• _EXCERPT TO READ_
Content starts

It’s sensational! A recent paper describing the taste ability of penguins was sensationalized in title and claim by the popular media. Don’t get me wrong, it’s a super cool story, but what this science coverage was missing was the opportunity for discussion of the author’s results. We tend to be so quick to simplify science to a black and white statement, e.g. “Penguins can only taste sour and salt!” This can make our scientific research relevant to a broader audience, but it often removes the opportunity for the public to engage in a dialogue about science and data.
To put it plainly, oversimplification may have the consequence of misleading the public to believe that the end claim for a study is the end of the story. Instead, we should aim to share and discuss in our scientific coverage that each piece of data brings more info to the table, and no data is the end all of the discussion.
With that in mind, I asked PhD candidate, Courtney Wilson, a graduate student in the University of Colorado Denver Neuroscience Program, to respond to both the paper and the need to share more beyond the headline. Courtney is in Dr. Sue Kinnamon's lab at the Anschutz Medical Campus, and her dissertation on taste has a focus on sour-sensing cells.
Thanks to Courtney and here’s to all of you out there who choose to think critically and for yourself.
The ability to sense a variety of compounds in food is critical for the survival of all species. Most vertebrates accomplish this with taste receptors—membrane proteins in taste buds that allow us to detect sweet, bitter, umami, salty, and sour substances in our food. While we’re still figuring out how salty and sour detection works, the receptors for bitter, sweet, and umami are known and well conserved across species; most vertebrates have similar gene sequences for these receptors!
Last week, Current Biology released a paper titled “Molecular evidence for the loss of three basic tastes in penguins” by Huabin Zhao, Jianwen Li, and Jianzhi Zhang.
The authors compared taste receptor gene sequences from a variety of penguins as well as other bird species, and found that the receptors for bitter, sweet, and umami were either absent or psuedogenized (mutated so that the resulting protein is no longer functional) in all examined penguin sequences. The loss off functional bitter, sweet, and umami receptors suggests that penguins may not be able to detect these compounds the way many other animals do.

Content ends

• _RECORDS PROVIDED_
Content starts

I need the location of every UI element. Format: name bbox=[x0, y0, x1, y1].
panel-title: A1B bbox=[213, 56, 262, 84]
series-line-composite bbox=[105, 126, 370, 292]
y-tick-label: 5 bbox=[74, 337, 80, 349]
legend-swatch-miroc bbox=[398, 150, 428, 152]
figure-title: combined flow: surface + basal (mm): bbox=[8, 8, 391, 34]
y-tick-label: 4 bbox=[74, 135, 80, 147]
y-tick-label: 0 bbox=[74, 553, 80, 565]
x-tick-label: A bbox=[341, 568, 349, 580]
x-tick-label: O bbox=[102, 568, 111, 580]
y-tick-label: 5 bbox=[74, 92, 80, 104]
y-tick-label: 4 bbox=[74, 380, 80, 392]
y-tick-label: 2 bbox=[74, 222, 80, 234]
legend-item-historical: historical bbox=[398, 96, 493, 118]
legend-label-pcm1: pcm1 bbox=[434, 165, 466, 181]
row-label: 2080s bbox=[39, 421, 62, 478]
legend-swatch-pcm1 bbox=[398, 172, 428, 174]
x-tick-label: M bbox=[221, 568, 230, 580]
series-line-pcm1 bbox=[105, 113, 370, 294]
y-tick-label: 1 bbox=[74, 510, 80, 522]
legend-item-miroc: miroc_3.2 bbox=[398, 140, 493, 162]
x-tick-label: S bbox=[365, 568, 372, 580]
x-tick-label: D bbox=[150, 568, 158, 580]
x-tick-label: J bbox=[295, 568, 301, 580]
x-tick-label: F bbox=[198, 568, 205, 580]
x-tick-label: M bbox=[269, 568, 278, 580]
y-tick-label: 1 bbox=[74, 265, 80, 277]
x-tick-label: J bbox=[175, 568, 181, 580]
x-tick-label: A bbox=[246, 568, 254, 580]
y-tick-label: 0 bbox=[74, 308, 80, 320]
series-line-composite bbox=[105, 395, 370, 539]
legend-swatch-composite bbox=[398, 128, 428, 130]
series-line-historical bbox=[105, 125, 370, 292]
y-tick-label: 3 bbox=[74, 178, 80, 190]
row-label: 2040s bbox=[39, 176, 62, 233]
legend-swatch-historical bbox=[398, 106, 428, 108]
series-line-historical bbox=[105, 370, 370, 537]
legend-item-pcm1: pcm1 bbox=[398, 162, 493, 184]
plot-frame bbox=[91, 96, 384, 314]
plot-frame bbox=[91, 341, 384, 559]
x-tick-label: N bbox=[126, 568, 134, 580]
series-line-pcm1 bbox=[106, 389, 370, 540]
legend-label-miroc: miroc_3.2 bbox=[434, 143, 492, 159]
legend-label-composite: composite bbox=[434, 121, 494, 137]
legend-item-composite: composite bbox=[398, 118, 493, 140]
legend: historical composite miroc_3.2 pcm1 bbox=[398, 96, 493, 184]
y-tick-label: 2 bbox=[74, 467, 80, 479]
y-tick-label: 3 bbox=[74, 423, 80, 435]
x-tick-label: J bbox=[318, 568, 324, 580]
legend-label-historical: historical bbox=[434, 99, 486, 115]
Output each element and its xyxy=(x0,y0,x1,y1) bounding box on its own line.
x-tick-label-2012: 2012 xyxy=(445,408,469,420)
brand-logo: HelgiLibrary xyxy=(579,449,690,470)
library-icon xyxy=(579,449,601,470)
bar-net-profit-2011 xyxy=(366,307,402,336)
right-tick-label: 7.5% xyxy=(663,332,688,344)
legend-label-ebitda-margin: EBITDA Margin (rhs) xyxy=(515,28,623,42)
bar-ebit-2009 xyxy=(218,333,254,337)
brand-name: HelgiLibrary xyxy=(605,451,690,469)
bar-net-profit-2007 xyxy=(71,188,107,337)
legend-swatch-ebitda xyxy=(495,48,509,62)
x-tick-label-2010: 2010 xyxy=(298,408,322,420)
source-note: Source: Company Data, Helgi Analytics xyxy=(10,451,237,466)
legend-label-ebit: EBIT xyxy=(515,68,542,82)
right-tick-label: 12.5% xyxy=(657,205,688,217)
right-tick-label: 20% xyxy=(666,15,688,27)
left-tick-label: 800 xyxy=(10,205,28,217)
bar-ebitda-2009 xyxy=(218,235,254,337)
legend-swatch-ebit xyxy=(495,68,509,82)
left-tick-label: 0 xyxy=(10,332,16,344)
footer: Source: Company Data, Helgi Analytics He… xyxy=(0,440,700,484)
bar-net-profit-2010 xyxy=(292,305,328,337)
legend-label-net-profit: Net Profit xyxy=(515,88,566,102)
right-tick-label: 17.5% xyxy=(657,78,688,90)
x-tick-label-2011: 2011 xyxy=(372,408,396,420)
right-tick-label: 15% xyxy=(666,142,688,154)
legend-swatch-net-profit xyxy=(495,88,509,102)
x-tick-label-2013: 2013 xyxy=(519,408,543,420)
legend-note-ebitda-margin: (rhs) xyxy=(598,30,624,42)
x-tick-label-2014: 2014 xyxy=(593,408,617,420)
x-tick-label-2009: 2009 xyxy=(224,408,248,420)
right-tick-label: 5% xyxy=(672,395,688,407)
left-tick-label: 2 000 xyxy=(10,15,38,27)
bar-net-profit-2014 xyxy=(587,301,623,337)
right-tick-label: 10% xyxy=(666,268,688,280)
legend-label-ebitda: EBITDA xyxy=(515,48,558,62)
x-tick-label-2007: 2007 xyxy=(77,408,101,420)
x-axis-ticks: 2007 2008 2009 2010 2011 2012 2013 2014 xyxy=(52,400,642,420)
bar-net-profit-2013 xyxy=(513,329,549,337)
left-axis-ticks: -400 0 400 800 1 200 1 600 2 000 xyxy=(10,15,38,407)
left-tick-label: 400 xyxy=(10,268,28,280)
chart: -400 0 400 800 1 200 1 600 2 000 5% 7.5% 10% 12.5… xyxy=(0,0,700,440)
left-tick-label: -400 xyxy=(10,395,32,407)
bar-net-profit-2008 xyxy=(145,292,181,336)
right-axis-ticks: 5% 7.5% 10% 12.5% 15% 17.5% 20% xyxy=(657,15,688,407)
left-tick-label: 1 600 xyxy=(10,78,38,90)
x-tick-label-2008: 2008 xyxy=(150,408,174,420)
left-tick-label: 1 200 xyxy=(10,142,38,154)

Content ends

• _ACTIONS TO TAKE_
[a] In the penguin taste piece, which kinds of substances do vertebrate taste receptors let us detect in food?
[b] According to the penguin taste piece, which journal released the paper on penguins losing three basic tastes?
Nothing in the listing is needed.

• _SOLUTIONS TO EACH TASK_
[a] Sweet, bitter, umami, salty, and sour.

[b] Current Biology.